THINGS TO DO –
A. According to the reflection on the tax collector's prayer, what does the book of Sirach say?
B. List every word or passage that appears in quotation marks in the reflection on the tax collector's prayer.

Browsing Reflections

Be merciful to me, a sinner

     As the Jubilee Year of Mercy enters its final month, we gather to celebrate our loving and merciful God by hearing the prayer of the tax collector in the Gospel: “O God, be merciful to me a sinner.” As hard to believe as it may be that in all this vast universe God hears our prayers, the scriptures tell us today that “the prayer of the lowly pierces the clouds.” So today let us make humble and honest prayers together to our merciful and loving God.

     Let us hear and pray about these scriptures today, let us listen for clues about the kind of prayer our loving God wishes to hear from us.  That is, do we focus more on ourselves and what “I” need … or do we surrender self-interest for a time, and focus on the other?  In our Gospel, Jesus describes two men who went to the temple to pray, but only one comes away justified. The book of Sirach tells us that the one who serves God willingly is heard.  Notice how many times the Pharisee uses the word I or me.  The focus seems more to his own righteousness that to a position of penitence. It what way do you need God’s mercy?

Rows from a dataset
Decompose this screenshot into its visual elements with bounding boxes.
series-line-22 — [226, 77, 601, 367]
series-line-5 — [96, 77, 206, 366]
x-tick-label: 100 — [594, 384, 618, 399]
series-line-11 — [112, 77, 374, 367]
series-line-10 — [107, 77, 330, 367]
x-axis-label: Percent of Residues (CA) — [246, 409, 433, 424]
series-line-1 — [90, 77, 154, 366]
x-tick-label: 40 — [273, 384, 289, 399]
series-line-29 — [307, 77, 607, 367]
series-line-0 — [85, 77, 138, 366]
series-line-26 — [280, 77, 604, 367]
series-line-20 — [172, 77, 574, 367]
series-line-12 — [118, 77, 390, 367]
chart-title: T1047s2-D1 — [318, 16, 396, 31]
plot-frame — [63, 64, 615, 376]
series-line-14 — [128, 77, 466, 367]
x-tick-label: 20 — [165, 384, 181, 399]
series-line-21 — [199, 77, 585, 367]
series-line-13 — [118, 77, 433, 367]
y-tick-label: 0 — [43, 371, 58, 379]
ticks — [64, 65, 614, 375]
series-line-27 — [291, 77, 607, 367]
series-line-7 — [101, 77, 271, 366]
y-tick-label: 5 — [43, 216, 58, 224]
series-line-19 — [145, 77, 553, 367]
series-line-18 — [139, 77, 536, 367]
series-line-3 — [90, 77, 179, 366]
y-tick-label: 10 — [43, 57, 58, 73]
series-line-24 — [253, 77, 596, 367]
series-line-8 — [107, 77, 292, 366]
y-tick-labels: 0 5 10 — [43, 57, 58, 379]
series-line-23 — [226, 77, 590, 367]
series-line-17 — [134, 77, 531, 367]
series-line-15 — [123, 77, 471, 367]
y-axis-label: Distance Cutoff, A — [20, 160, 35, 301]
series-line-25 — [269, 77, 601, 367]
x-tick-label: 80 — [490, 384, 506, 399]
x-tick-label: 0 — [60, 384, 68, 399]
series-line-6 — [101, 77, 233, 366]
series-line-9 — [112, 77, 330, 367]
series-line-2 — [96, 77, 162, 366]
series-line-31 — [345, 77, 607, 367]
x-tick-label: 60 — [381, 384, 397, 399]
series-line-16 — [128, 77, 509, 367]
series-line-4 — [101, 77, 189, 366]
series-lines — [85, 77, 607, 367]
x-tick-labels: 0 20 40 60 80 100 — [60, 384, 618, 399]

...

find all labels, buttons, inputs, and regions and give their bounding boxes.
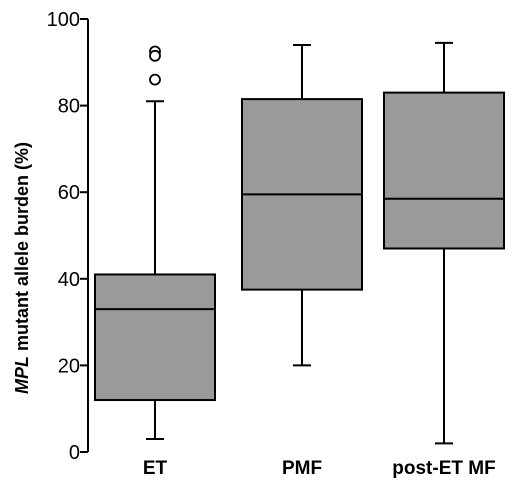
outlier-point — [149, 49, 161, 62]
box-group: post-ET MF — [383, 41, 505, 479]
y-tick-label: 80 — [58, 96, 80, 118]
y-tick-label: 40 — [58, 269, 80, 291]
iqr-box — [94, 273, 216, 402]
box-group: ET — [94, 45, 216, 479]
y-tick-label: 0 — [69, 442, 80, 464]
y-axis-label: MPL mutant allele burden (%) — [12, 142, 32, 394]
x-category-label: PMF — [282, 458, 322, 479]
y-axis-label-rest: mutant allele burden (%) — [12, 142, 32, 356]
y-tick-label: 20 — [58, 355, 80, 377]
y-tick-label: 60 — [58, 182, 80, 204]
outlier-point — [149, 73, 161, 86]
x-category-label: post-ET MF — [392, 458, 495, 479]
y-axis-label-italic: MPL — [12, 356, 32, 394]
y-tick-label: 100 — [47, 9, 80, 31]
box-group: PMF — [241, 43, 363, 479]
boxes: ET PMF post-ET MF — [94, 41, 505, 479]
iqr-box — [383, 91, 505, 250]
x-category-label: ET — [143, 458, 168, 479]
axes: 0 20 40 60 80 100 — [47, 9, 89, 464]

...

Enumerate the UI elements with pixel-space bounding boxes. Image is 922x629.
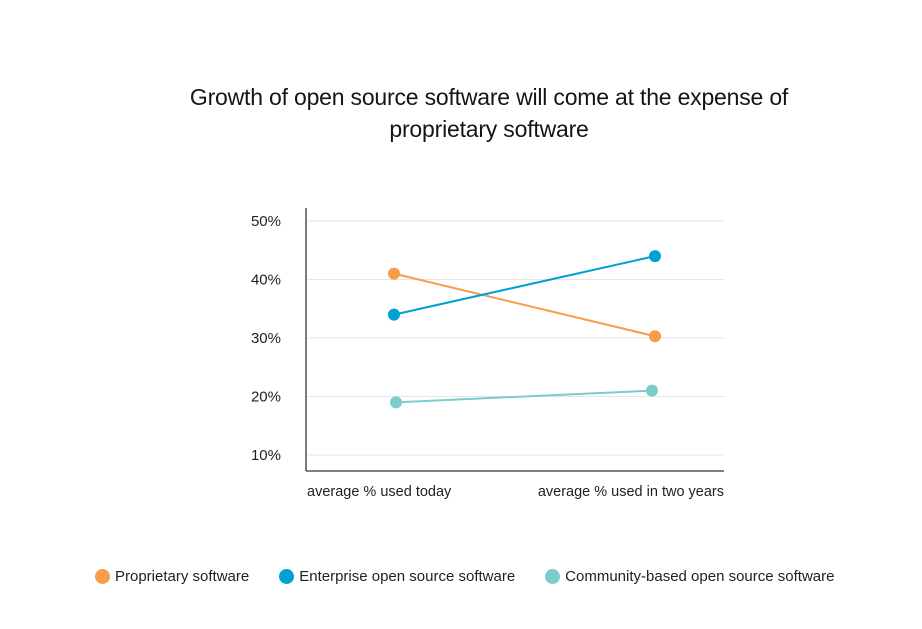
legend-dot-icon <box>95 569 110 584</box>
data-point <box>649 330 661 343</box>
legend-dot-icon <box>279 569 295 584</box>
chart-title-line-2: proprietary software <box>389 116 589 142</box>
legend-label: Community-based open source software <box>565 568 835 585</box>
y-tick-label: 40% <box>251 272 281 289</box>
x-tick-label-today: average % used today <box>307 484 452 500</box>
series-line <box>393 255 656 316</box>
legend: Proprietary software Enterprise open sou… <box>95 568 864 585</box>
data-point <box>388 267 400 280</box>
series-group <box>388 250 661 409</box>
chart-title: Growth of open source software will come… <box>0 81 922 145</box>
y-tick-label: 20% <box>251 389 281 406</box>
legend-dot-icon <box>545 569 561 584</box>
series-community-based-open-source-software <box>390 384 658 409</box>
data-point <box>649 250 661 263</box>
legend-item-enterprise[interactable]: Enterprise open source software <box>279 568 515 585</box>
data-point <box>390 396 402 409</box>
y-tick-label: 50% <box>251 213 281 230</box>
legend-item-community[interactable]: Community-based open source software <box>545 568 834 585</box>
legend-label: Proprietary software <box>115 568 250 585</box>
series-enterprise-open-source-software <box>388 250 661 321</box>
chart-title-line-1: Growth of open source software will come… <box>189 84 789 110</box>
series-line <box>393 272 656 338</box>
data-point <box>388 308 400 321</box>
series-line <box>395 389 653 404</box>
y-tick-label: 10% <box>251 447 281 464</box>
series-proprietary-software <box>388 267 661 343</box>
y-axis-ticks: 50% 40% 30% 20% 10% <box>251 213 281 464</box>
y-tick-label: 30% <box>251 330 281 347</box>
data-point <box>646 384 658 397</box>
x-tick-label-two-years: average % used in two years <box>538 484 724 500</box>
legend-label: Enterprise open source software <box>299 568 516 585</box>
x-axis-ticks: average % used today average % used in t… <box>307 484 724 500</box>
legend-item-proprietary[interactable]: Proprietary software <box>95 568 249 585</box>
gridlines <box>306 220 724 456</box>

OUTPUTS –
A. It says that the one who serves God willingly is heard.

B.
- O God, be merciful to me a sinner.
- the prayer of the lowly pierces the clouds.
- I